Extracted material:
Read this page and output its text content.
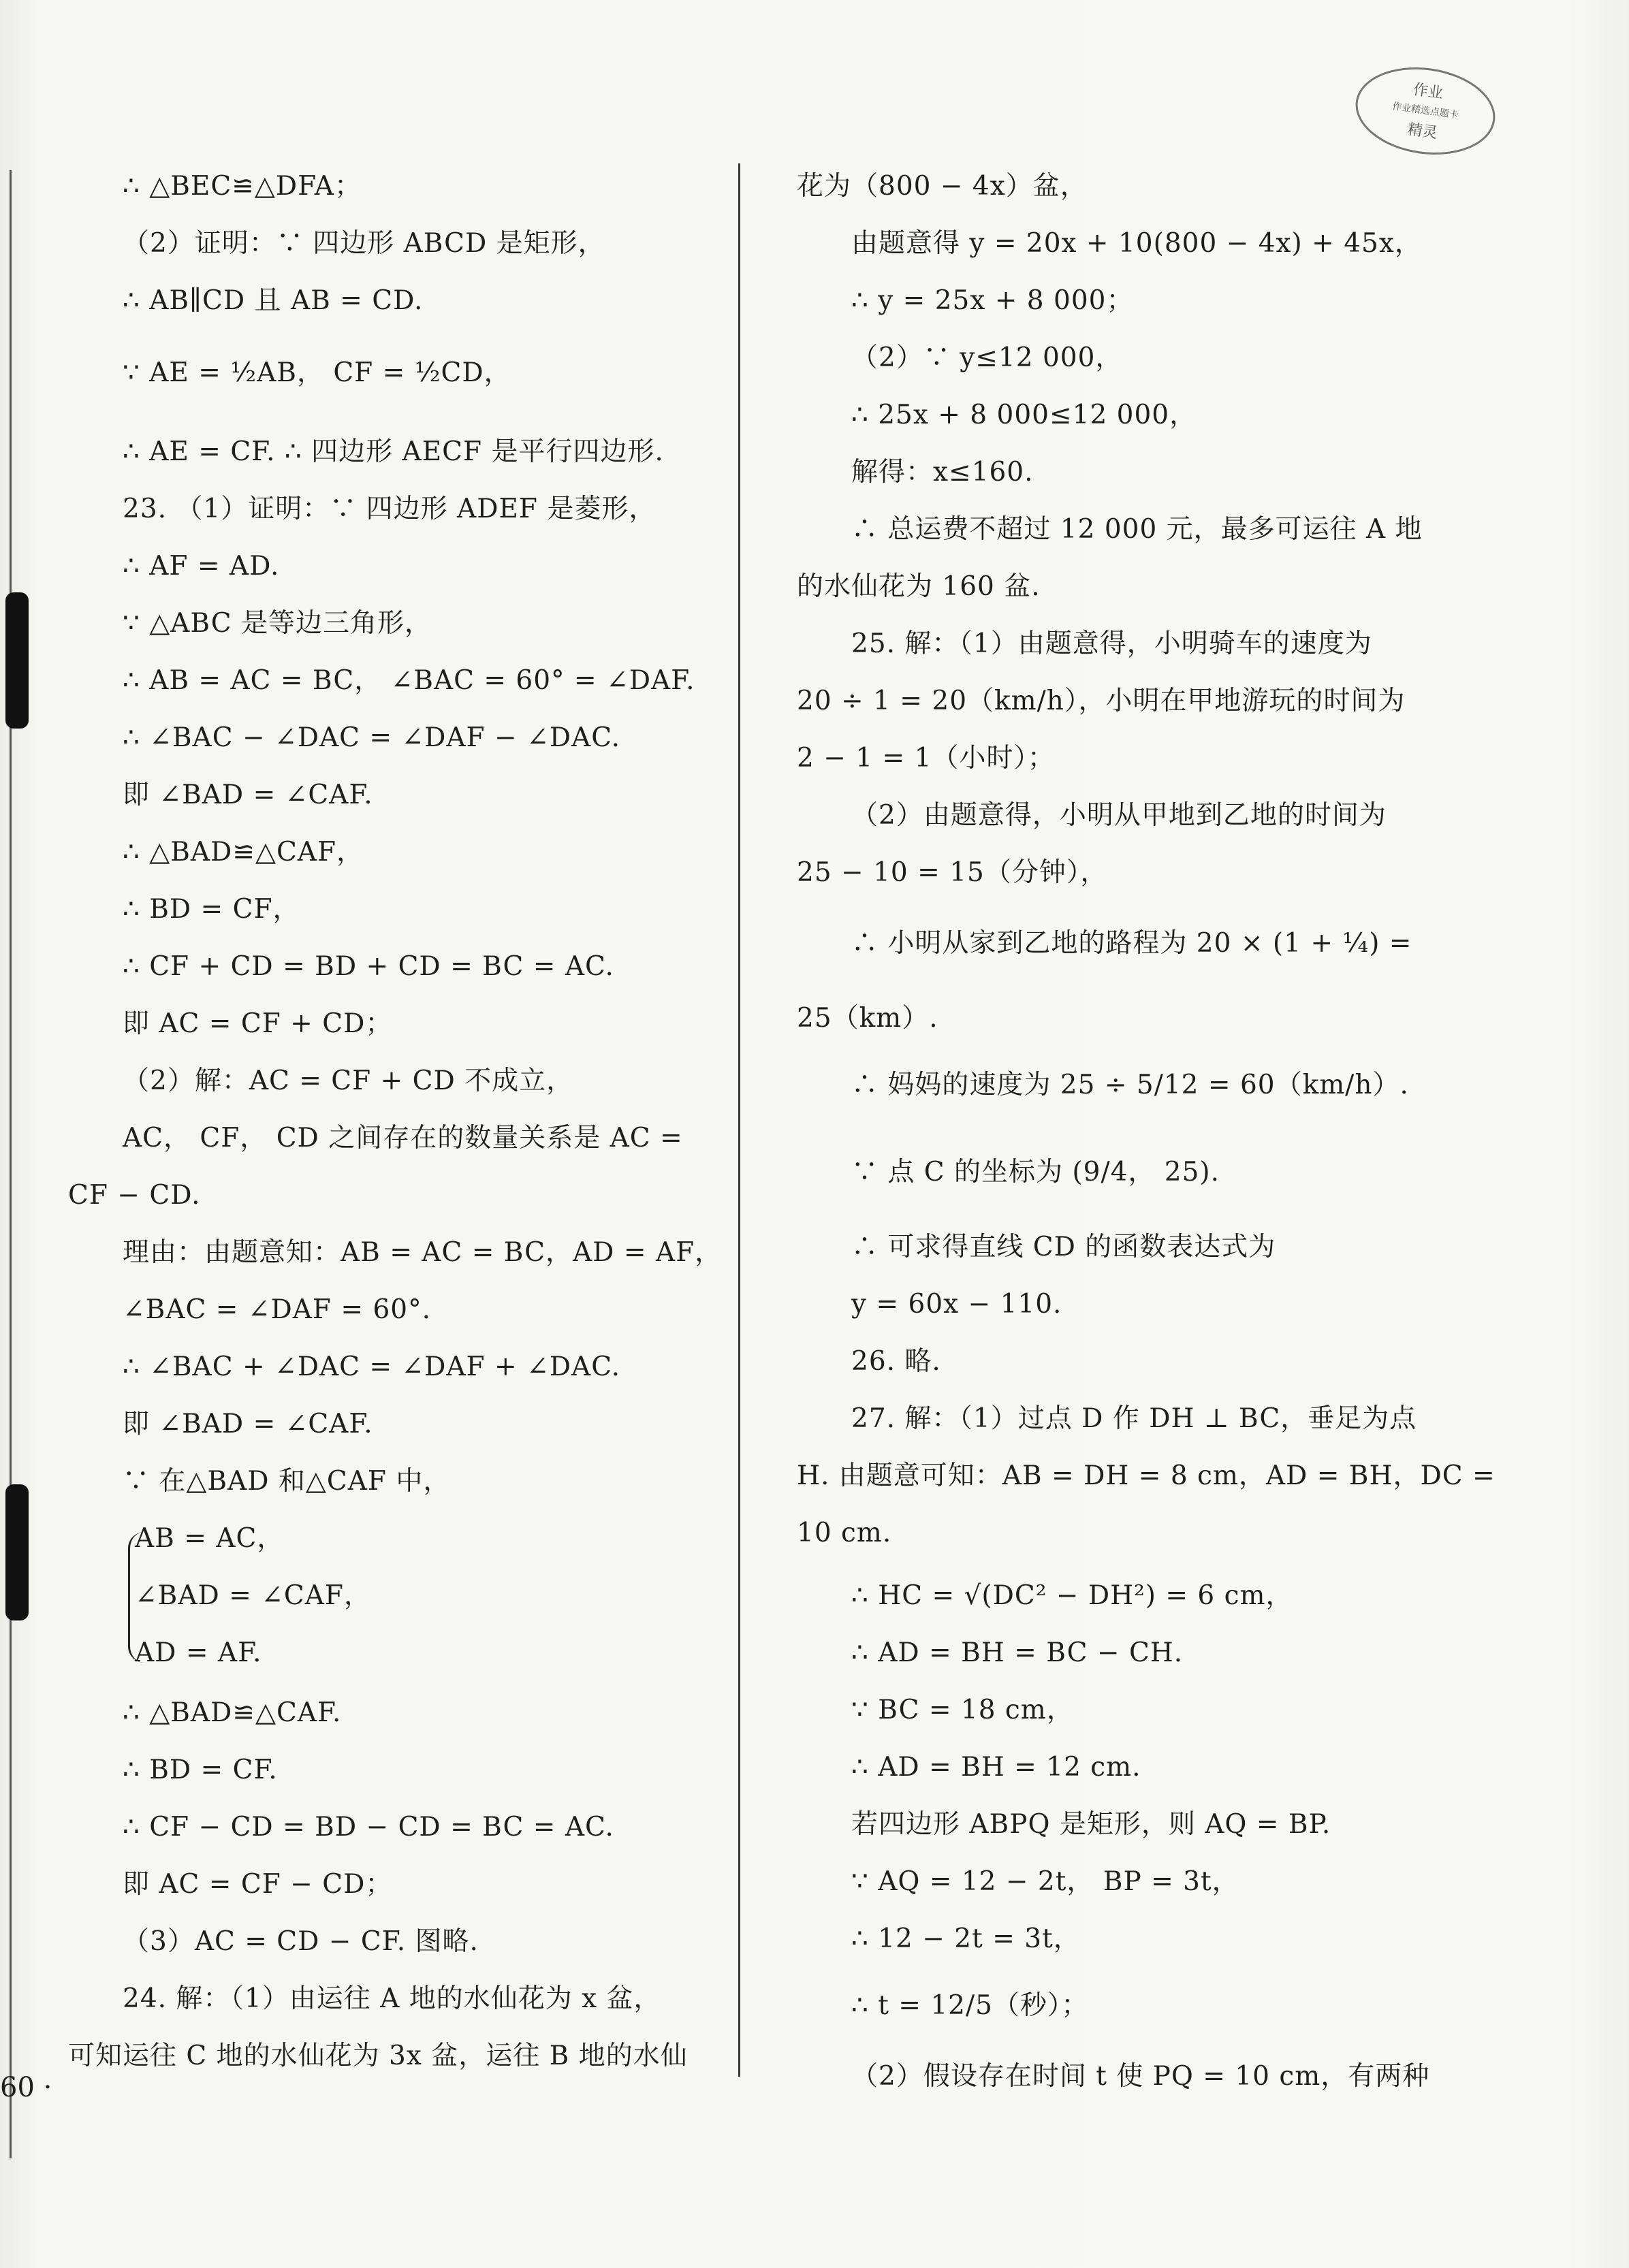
作业
作业精选点题卡
精灵
∴ △BEC≌△DFA；
（2）证明：∵ 四边形 ABCD 是矩形，
∴ AB∥CD 且 AB = CD.
∵ AE = ½AB， CF = ½CD，
∴ AE = CF. ∴ 四边形 AECF 是平行四边形.
23. （1）证明：∵ 四边形 ADEF 是菱形，
∴ AF = AD.
∵ △ABC 是等边三角形，
∴ AB = AC = BC， ∠BAC = 60° = ∠DAF.
∴ ∠BAC − ∠DAC = ∠DAF − ∠DAC.
即 ∠BAD = ∠CAF.
∴ △BAD≌△CAF，
∴ BD = CF，
∴ CF + CD = BD + CD = BC = AC.
即 AC = CF + CD；
（2）解：AC = CF + CD 不成立，
AC， CF， CD 之间存在的数量关系是 AC =
CF − CD.
理由：由题意知：AB = AC = BC，AD = AF，
∠BAC = ∠DAF = 60°.
∴ ∠BAC + ∠DAC = ∠DAF + ∠DAC.
即 ∠BAD = ∠CAF.
∵ 在△BAD 和△CAF 中，
AB = AC，
∠BAD = ∠CAF，
AD = AF.
∴ △BAD≌△CAF.
∴ BD = CF.
∴ CF − CD = BD − CD = BC = AC.
即 AC = CF − CD；
（3）AC = CD − CF. 图略.
24. 解：（1）由运往 A 地的水仙花为 x 盆，
可知运往 C 地的水仙花为 3x 盆，运往 B 地的水仙
花为（800 − 4x）盆，
由题意得 y = 20x + 10(800 − 4x) + 45x，
∴ y = 25x + 8 000；
（2）∵ y≤12 000，
∴ 25x + 8 000≤12 000，
解得：x≤160.
∴ 总运费不超过 12 000 元，最多可运往 A 地
的水仙花为 160 盆.
25. 解：（1）由题意得，小明骑车的速度为
20 ÷ 1 = 20（km/h），小明在甲地游玩的时间为
2 − 1 = 1（小时）；
（2）由题意得，小明从甲地到乙地的时间为
25 − 10 = 15（分钟），
∴ 小明从家到乙地的路程为 20 × (1 + ¼) =
25（km）.
∴ 妈妈的速度为 25 ÷ 5/12 = 60（km/h）.
∵ 点 C 的坐标为 (9/4， 25).
∴ 可求得直线 CD 的函数表达式为
y = 60x − 110.
26. 略.
27. 解：（1）过点 D 作 DH ⊥ BC，垂足为点
H. 由题意可知：AB = DH = 8 cm，AD = BH，DC =
10 cm.
∴ HC = √(DC² − DH²) = 6 cm，
∴ AD = BH = BC − CH.
∵ BC = 18 cm，
∴ AD = BH = 12 cm.
若四边形 ABPQ 是矩形，则 AQ = BP.
∵ AQ = 12 − 2t， BP = 3t，
∴ 12 − 2t = 3t，
∴ t = 12/5（秒）；
（2）假设存在时间 t 使 PQ = 10 cm，有两种
60 ·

Task instructions: Locate the word "由题意得" in the data above. Copy every line carrying it.

Solution for this problem:
由题意得 y = 20x + 10(800 − 4x) + 45x，
25. 解：（1）由题意得，小明骑车的速度为
（2）由题意得，小明从甲地到乙地的时间为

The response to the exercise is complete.